Objective: Every record below should be written out exactly; pictures stay out.

☆ ☆ ☆ ☆ ☆

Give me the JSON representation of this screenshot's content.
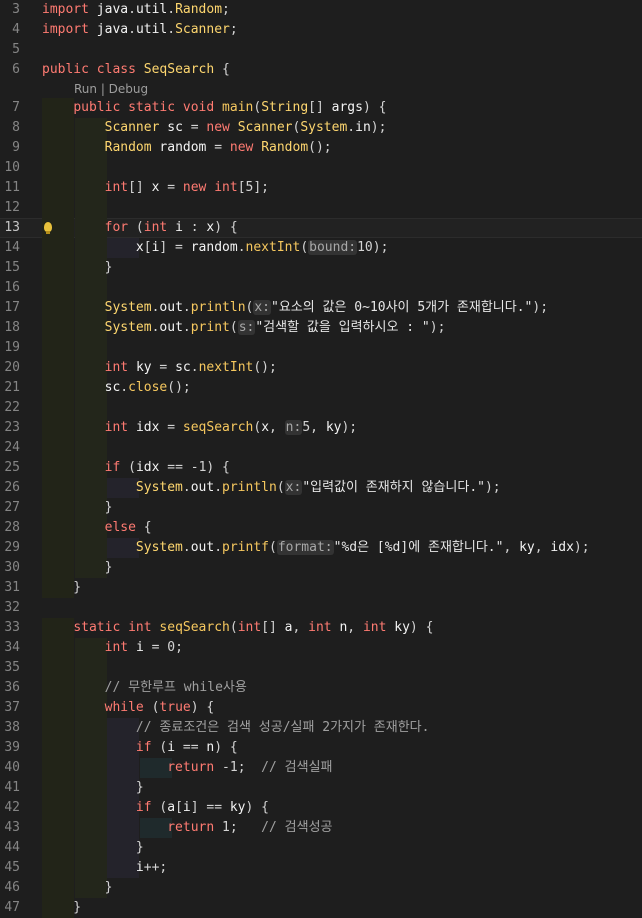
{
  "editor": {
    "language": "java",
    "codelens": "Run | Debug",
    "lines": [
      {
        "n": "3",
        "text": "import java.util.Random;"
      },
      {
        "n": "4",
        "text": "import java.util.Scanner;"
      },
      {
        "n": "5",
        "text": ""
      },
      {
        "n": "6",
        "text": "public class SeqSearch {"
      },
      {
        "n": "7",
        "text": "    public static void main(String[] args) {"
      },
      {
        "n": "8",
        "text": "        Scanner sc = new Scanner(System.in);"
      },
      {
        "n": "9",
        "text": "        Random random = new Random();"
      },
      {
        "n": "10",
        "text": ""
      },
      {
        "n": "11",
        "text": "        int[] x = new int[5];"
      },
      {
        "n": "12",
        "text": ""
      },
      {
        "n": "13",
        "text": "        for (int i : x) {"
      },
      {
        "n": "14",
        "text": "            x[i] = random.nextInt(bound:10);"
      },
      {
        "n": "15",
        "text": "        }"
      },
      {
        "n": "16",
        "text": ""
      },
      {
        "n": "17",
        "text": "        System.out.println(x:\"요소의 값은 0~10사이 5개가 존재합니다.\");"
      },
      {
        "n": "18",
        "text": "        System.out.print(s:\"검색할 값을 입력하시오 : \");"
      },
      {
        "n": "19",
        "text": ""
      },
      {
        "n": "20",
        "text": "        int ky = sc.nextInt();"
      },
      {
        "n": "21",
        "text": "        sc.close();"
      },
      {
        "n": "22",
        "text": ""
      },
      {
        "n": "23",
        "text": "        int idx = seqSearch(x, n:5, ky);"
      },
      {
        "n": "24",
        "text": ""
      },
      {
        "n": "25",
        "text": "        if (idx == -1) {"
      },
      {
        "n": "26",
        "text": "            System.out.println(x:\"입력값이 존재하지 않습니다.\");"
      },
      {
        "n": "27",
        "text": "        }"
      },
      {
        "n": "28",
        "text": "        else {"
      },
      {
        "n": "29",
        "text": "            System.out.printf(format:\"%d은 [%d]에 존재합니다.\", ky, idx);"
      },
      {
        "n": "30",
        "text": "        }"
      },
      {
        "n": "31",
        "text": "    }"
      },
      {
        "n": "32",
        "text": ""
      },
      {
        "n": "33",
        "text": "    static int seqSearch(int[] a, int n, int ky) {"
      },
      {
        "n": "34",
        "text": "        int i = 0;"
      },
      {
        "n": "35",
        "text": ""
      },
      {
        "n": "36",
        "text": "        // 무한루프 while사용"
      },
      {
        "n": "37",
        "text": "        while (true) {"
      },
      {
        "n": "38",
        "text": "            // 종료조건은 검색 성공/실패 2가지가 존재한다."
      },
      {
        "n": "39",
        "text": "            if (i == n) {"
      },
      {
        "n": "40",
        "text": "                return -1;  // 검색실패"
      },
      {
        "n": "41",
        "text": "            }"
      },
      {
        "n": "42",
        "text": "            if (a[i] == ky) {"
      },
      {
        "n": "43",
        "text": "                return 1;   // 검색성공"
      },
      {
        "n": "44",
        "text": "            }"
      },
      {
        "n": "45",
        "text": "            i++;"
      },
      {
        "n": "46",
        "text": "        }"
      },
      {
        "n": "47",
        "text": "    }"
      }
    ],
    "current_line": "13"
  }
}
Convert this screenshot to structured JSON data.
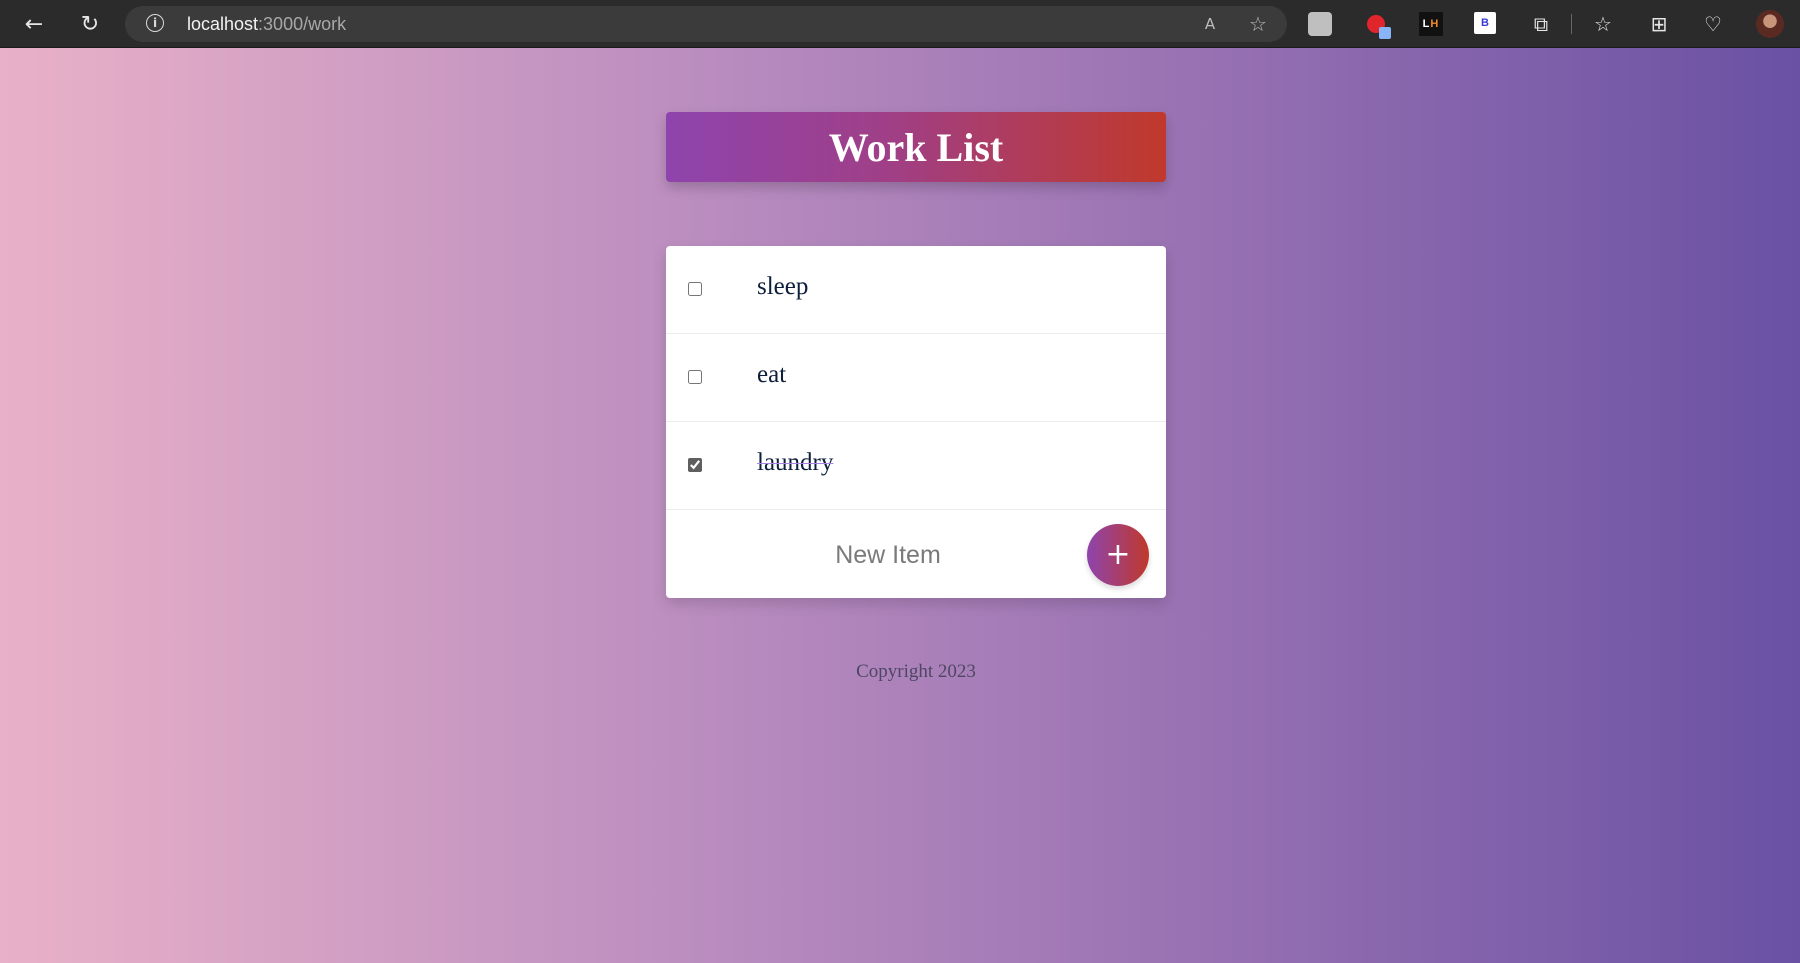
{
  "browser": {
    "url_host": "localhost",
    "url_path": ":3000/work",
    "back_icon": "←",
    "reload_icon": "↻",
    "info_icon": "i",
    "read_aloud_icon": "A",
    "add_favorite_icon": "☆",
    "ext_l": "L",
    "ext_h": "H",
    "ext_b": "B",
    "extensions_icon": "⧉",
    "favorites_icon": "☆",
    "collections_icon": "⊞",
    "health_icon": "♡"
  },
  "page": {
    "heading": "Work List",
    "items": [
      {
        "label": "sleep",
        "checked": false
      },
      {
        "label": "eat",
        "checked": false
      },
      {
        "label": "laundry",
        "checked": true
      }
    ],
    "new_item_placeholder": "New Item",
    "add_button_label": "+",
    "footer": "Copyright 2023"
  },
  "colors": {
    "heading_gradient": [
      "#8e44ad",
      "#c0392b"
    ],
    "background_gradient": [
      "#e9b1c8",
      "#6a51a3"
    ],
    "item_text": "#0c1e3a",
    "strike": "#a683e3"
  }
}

☆ ☆ ☆ ☆ ☆

The answer:
Give me the JSON representation of this screenshot's content.
{
  "editor": {
    "language": "java",
    "codelens": "Run | Debug",
    "lines": [
      {
        "n": "3",
        "text": "import java.util.Random;"
      },
      {
        "n": "4",
        "text": "import java.util.Scanner;"
      },
      {
        "n": "5",
        "text": ""
      },
      {
        "n": "6",
        "text": "public class SeqSearch {"
      },
      {
        "n": "7",
        "text": "    public static void main(String[] args) {"
      },
      {
        "n": "8",
        "text": "        Scanner sc = new Scanner(System.in);"
      },
      {
        "n": "9",
        "text": "        Random random = new Random();"
      },
      {
        "n": "10",
        "text": ""
      },
      {
        "n": "11",
        "text": "        int[] x = new int[5];"
      },
      {
        "n": "12",
        "text": ""
      },
      {
        "n": "13",
        "text": "        for (int i : x) {"
      },
      {
        "n": "14",
        "text": "            x[i] = random.nextInt(bound:10);"
      },
      {
        "n": "15",
        "text": "        }"
      },
      {
        "n": "16",
        "text": ""
      },
      {
        "n": "17",
        "text": "        System.out.println(x:\"요소의 값은 0~10사이 5개가 존재합니다.\");"
      },
      {
        "n": "18",
        "text": "        System.out.print(s:\"검색할 값을 입력하시오 : \");"
      },
      {
        "n": "19",
        "text": ""
      },
      {
        "n": "20",
        "text": "        int ky = sc.nextInt();"
      },
      {
        "n": "21",
        "text": "        sc.close();"
      },
      {
        "n": "22",
        "text": ""
      },
      {
        "n": "23",
        "text": "        int idx = seqSearch(x, n:5, ky);"
      },
      {
        "n": "24",
        "text": ""
      },
      {
        "n": "25",
        "text": "        if (idx == -1) {"
      },
      {
        "n": "26",
        "text": "            System.out.println(x:\"입력값이 존재하지 않습니다.\");"
      },
      {
        "n": "27",
        "text": "        }"
      },
      {
        "n": "28",
        "text": "        else {"
      },
      {
        "n": "29",
        "text": "            System.out.printf(format:\"%d은 [%d]에 존재합니다.\", ky, idx);"
      },
      {
        "n": "30",
        "text": "        }"
      },
      {
        "n": "31",
        "text": "    }"
      },
      {
        "n": "32",
        "text": ""
      },
      {
        "n": "33",
        "text": "    static int seqSearch(int[] a, int n, int ky) {"
      },
      {
        "n": "34",
        "text": "        int i = 0;"
      },
      {
        "n": "35",
        "text": ""
      },
      {
        "n": "36",
        "text": "        // 무한루프 while사용"
      },
      {
        "n": "37",
        "text": "        while (true) {"
      },
      {
        "n": "38",
        "text": "            // 종료조건은 검색 성공/실패 2가지가 존재한다."
      },
      {
        "n": "39",
        "text": "            if (i == n) {"
      },
      {
        "n": "40",
        "text": "                return -1;  // 검색실패"
      },
      {
        "n": "41",
        "text": "            }"
      },
      {
        "n": "42",
        "text": "            if (a[i] == ky) {"
      },
      {
        "n": "43",
        "text": "                return 1;   // 검색성공"
      },
      {
        "n": "44",
        "text": "            }"
      },
      {
        "n": "45",
        "text": "            i++;"
      },
      {
        "n": "46",
        "text": "        }"
      },
      {
        "n": "47",
        "text": "    }"
      }
    ],
    "current_line": "13"
  }
}
Convert this screenshot to structured JSON data.
{
  "browser": {
    "url_host": "localhost",
    "url_path": ":3000/work",
    "back_icon": "←",
    "reload_icon": "↻",
    "info_icon": "i",
    "read_aloud_icon": "A",
    "add_favorite_icon": "☆",
    "ext_l": "L",
    "ext_h": "H",
    "ext_b": "B",
    "extensions_icon": "⧉",
    "favorites_icon": "☆",
    "collections_icon": "⊞",
    "health_icon": "♡"
  },
  "page": {
    "heading": "Work List",
    "items": [
      {
        "label": "sleep",
        "checked": false
      },
      {
        "label": "eat",
        "checked": false
      },
      {
        "label": "laundry",
        "checked": true
      }
    ],
    "new_item_placeholder": "New Item",
    "add_button_label": "+",
    "footer": "Copyright 2023"
  },
  "colors": {
    "heading_gradient": [
      "#8e44ad",
      "#c0392b"
    ],
    "background_gradient": [
      "#e9b1c8",
      "#6a51a3"
    ],
    "item_text": "#0c1e3a",
    "strike": "#a683e3"
  }
}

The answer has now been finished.